» AIM:
The records should be written out in full, with nothing altered.

» Items from a dataset:
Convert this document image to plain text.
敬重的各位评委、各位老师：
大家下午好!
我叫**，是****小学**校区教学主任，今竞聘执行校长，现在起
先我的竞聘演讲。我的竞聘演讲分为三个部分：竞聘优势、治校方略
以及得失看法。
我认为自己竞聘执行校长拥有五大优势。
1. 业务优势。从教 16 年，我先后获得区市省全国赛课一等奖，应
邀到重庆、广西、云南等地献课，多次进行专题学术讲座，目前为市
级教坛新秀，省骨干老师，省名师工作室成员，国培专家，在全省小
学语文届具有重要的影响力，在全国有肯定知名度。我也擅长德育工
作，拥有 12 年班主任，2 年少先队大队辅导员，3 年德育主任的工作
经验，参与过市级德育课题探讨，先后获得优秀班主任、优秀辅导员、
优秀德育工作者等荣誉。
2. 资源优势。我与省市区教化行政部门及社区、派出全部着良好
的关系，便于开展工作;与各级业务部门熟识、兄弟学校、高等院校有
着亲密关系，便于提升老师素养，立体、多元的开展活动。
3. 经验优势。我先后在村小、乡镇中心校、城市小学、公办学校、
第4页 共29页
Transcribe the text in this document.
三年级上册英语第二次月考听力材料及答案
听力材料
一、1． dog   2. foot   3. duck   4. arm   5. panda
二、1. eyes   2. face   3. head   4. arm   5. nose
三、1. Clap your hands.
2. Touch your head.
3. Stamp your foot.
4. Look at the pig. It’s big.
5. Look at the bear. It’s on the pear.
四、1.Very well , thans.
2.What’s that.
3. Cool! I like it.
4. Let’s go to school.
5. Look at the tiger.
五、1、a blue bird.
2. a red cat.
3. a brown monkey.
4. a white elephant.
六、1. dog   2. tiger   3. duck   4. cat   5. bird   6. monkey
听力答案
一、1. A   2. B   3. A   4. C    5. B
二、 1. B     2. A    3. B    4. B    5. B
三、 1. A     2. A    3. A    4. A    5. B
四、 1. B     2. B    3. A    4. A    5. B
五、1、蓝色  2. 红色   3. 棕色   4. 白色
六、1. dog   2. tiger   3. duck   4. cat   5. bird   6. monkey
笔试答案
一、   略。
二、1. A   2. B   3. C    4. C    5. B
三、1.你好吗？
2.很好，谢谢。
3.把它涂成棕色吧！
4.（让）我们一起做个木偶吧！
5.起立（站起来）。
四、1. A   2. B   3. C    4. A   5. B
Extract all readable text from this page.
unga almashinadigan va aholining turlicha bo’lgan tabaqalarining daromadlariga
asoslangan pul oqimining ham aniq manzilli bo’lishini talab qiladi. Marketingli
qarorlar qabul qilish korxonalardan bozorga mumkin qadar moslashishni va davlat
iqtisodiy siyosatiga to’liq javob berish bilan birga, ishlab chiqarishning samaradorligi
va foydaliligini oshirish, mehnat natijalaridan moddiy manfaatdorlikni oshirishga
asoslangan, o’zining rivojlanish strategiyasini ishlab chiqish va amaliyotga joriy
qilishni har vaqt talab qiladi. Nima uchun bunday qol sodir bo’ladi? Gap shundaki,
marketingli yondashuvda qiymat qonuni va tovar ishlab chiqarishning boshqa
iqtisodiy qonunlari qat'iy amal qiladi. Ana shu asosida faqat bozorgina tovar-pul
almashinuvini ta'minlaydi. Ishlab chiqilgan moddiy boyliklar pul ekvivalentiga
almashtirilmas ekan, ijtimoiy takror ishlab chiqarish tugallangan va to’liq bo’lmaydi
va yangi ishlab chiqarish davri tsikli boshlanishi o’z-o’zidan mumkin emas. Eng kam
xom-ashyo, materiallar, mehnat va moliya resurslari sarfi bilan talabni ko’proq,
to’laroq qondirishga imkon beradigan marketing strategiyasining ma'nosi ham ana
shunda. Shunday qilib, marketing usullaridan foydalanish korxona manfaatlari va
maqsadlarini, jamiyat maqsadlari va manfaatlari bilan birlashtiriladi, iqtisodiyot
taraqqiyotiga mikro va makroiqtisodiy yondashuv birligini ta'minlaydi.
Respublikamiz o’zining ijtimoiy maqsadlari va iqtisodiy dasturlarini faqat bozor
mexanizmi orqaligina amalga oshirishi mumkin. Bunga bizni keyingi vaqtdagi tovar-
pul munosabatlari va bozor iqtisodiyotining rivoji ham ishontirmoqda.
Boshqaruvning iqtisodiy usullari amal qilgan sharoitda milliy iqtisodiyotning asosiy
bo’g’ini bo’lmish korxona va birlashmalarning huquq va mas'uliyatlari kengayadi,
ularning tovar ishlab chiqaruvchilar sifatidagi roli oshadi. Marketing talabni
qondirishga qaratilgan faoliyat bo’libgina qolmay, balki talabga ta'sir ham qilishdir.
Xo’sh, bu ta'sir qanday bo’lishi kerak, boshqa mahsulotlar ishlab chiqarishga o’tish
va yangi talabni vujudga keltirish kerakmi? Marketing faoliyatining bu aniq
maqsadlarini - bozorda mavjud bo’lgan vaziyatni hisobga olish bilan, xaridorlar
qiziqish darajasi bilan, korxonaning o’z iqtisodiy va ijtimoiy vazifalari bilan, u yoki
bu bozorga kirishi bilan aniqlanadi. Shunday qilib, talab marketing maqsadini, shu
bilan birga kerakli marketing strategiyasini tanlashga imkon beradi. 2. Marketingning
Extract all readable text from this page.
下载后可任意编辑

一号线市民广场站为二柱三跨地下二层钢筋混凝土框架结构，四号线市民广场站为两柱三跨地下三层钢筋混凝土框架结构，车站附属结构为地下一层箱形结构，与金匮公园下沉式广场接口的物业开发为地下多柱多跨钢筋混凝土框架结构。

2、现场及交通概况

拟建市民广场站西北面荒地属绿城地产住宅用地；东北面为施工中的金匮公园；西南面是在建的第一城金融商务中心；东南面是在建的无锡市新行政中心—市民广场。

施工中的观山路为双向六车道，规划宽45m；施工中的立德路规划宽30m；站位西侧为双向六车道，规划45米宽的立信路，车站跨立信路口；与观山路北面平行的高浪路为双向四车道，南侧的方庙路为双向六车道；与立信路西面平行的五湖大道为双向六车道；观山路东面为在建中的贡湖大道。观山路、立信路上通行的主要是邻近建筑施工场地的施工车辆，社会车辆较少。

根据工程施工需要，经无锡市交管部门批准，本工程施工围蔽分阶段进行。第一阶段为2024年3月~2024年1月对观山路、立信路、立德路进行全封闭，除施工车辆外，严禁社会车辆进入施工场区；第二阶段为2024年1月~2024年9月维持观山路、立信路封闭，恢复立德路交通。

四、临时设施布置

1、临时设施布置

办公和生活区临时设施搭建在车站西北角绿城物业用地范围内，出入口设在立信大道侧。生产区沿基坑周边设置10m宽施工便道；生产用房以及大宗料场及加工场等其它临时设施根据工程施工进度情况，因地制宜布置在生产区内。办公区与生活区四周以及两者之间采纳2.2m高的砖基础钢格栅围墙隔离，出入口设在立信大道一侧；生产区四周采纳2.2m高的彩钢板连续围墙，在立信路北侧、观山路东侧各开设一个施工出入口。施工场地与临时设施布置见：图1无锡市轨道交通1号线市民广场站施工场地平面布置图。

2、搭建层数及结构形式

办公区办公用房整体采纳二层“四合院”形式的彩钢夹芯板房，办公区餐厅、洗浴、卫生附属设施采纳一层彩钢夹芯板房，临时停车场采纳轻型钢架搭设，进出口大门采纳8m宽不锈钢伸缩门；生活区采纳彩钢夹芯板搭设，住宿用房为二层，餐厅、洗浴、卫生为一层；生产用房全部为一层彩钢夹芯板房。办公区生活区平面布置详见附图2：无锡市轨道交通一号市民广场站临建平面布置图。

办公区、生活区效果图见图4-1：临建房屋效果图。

» ANSWER:
Convert this document image to plain text.
敬重的各位评委、各位老师：
大家下午好!
我叫**，是****小学**校区教学主任，今竞聘执行校长，现在起
先我的竞聘演讲。我的竞聘演讲分为三个部分：竞聘优势、治校方略
以及得失看法。
我认为自己竞聘执行校长拥有五大优势。
1. 业务优势。从教 16 年，我先后获得区市省全国赛课一等奖，应
邀到重庆、广西、云南等地献课，多次进行专题学术讲座，目前为市
级教坛新秀，省骨干老师，省名师工作室成员，国培专家，在全省小
学语文届具有重要的影响力，在全国有肯定知名度。我也擅长德育工
作，拥有 12 年班主任，2 年少先队大队辅导员，3 年德育主任的工作
经验，参与过市级德育课题探讨，先后获得优秀班主任、优秀辅导员、
优秀德育工作者等荣誉。
2. 资源优势。我与省市区教化行政部门及社区、派出全部着良好
的关系，便于开展工作;与各级业务部门熟识、兄弟学校、高等院校有
着亲密关系，便于提升老师素养，立体、多元的开展活动。
3. 经验优势。我先后在村小、乡镇中心校、城市小学、公办学校、
第4页 共29页
Transcribe the text in this document.
三年级上册英语第二次月考听力材料及答案
听力材料
一、1． dog   2. foot   3. duck   4. arm   5. panda
二、1. eyes   2. face   3. head   4. arm   5. nose
三、1. Clap your hands.
2. Touch your head.
3. Stamp your foot.
4. Look at the pig. It’s big.
5. Look at the bear. It’s on the pear.
四、1.Very well , thans.
2.What’s that.
3. Cool! I like it.
4. Let’s go to school.
5. Look at the tiger.
五、1、a blue bird.
2. a red cat.
3. a brown monkey.
4. a white elephant.
六、1. dog   2. tiger   3. duck   4. cat   5. bird   6. monkey
听力答案
一、1. A   2. B   3. A   4. C    5. B
二、 1. B     2. A    3. B    4. B    5. B
三、 1. A     2. A    3. A    4. A    5. B
四、 1. B     2. B    3. A    4. A    5. B
五、1、蓝色  2. 红色   3. 棕色   4. 白色
六、1. dog   2. tiger   3. duck   4. cat   5. bird   6. monkey
笔试答案
一、   略。
二、1. A   2. B   3. C    4. C    5. B
三、1.你好吗？
2.很好，谢谢。
3.把它涂成棕色吧！
4.（让）我们一起做个木偶吧！
5.起立（站起来）。
四、1. A   2. B   3. C    4. A   5. B
Extract all readable text from this page.
unga almashinadigan va aholining turlicha bo’lgan tabaqalarining daromadlariga
asoslangan pul oqimining ham aniq manzilli bo’lishini talab qiladi. Marketingli
qarorlar qabul qilish korxonalardan bozorga mumkin qadar moslashishni va davlat
iqtisodiy siyosatiga to’liq javob berish bilan birga, ishlab chiqarishning samaradorligi
va foydaliligini oshirish, mehnat natijalaridan moddiy manfaatdorlikni oshirishga
asoslangan, o’zining rivojlanish strategiyasini ishlab chiqish va amaliyotga joriy
qilishni har vaqt talab qiladi. Nima uchun bunday qol sodir bo’ladi? Gap shundaki,
marketingli yondashuvda qiymat qonuni va tovar ishlab chiqarishning boshqa
iqtisodiy qonunlari qat'iy amal qiladi. Ana shu asosida faqat bozorgina tovar-pul
almashinuvini ta'minlaydi. Ishlab chiqilgan moddiy boyliklar pul ekvivalentiga
almashtirilmas ekan, ijtimoiy takror ishlab chiqarish tugallangan va to’liq bo’lmaydi
va yangi ishlab chiqarish davri tsikli boshlanishi o’z-o’zidan mumkin emas. Eng kam
xom-ashyo, materiallar, mehnat va moliya resurslari sarfi bilan talabni ko’proq,
to’laroq qondirishga imkon beradigan marketing strategiyasining ma'nosi ham ana
shunda. Shunday qilib, marketing usullaridan foydalanish korxona manfaatlari va
maqsadlarini, jamiyat maqsadlari va manfaatlari bilan birlashtiriladi, iqtisodiyot
taraqqiyotiga mikro va makroiqtisodiy yondashuv birligini ta'minlaydi.
Respublikamiz o’zining ijtimoiy maqsadlari va iqtisodiy dasturlarini faqat bozor
mexanizmi orqaligina amalga oshirishi mumkin. Bunga bizni keyingi vaqtdagi tovar-
pul munosabatlari va bozor iqtisodiyotining rivoji ham ishontirmoqda.
Boshqaruvning iqtisodiy usullari amal qilgan sharoitda milliy iqtisodiyotning asosiy
bo’g’ini bo’lmish korxona va birlashmalarning huquq va mas'uliyatlari kengayadi,
ularning tovar ishlab chiqaruvchilar sifatidagi roli oshadi. Marketing talabni
qondirishga qaratilgan faoliyat bo’libgina qolmay, balki talabga ta'sir ham qilishdir.
Xo’sh, bu ta'sir qanday bo’lishi kerak, boshqa mahsulotlar ishlab chiqarishga o’tish
va yangi talabni vujudga keltirish kerakmi? Marketing faoliyatining bu aniq
maqsadlarini - bozorda mavjud bo’lgan vaziyatni hisobga olish bilan, xaridorlar
qiziqish darajasi bilan, korxonaning o’z iqtisodiy va ijtimoiy vazifalari bilan, u yoki
bu bozorga kirishi bilan aniqlanadi. Shunday qilib, talab marketing maqsadini, shu
bilan birga kerakli marketing strategiyasini tanlashga imkon beradi. 2. Marketingning
Extract all readable text from this page.
下载后可任意编辑

一号线市民广场站为二柱三跨地下二层钢筋混凝土框架结构，四号线市民广场站为两柱三跨地下三层钢筋混凝土框架结构，车站附属结构为地下一层箱形结构，与金匮公园下沉式广场接口的物业开发为地下多柱多跨钢筋混凝土框架结构。

2、现场及交通概况

拟建市民广场站西北面荒地属绿城地产住宅用地；东北面为施工中的金匮公园；西南面是在建的第一城金融商务中心；东南面是在建的无锡市新行政中心—市民广场。

施工中的观山路为双向六车道，规划宽45m；施工中的立德路规划宽30m；站位西侧为双向六车道，规划45米宽的立信路，车站跨立信路口；与观山路北面平行的高浪路为双向四车道，南侧的方庙路为双向六车道；与立信路西面平行的五湖大道为双向六车道；观山路东面为在建中的贡湖大道。观山路、立信路上通行的主要是邻近建筑施工场地的施工车辆，社会车辆较少。

根据工程施工需要，经无锡市交管部门批准，本工程施工围蔽分阶段进行。第一阶段为2024年3月~2024年1月对观山路、立信路、立德路进行全封闭，除施工车辆外，严禁社会车辆进入施工场区；第二阶段为2024年1月~2024年9月维持观山路、立信路封闭，恢复立德路交通。

四、临时设施布置

1、临时设施布置

办公和生活区临时设施搭建在车站西北角绿城物业用地范围内，出入口设在立信大道侧。生产区沿基坑周边设置10m宽施工便道；生产用房以及大宗料场及加工场等其它临时设施根据工程施工进度情况，因地制宜布置在生产区内。办公区与生活区四周以及两者之间采纳2.2m高的砖基础钢格栅围墙隔离，出入口设在立信大道一侧；生产区四周采纳2.2m高的彩钢板连续围墙，在立信路北侧、观山路东侧各开设一个施工出入口。施工场地与临时设施布置见：图1无锡市轨道交通1号线市民广场站施工场地平面布置图。

2、搭建层数及结构形式

办公区办公用房整体采纳二层“四合院”形式的彩钢夹芯板房，办公区餐厅、洗浴、卫生附属设施采纳一层彩钢夹芯板房，临时停车场采纳轻型钢架搭设，进出口大门采纳8m宽不锈钢伸缩门；生活区采纳彩钢夹芯板搭设，住宿用房为二层，餐厅、洗浴、卫生为一层；生产用房全部为一层彩钢夹芯板房。办公区生活区平面布置详见附图2：无锡市轨道交通一号市民广场站临建平面布置图。

办公区、生活区效果图见图4-1：临建房屋效果图。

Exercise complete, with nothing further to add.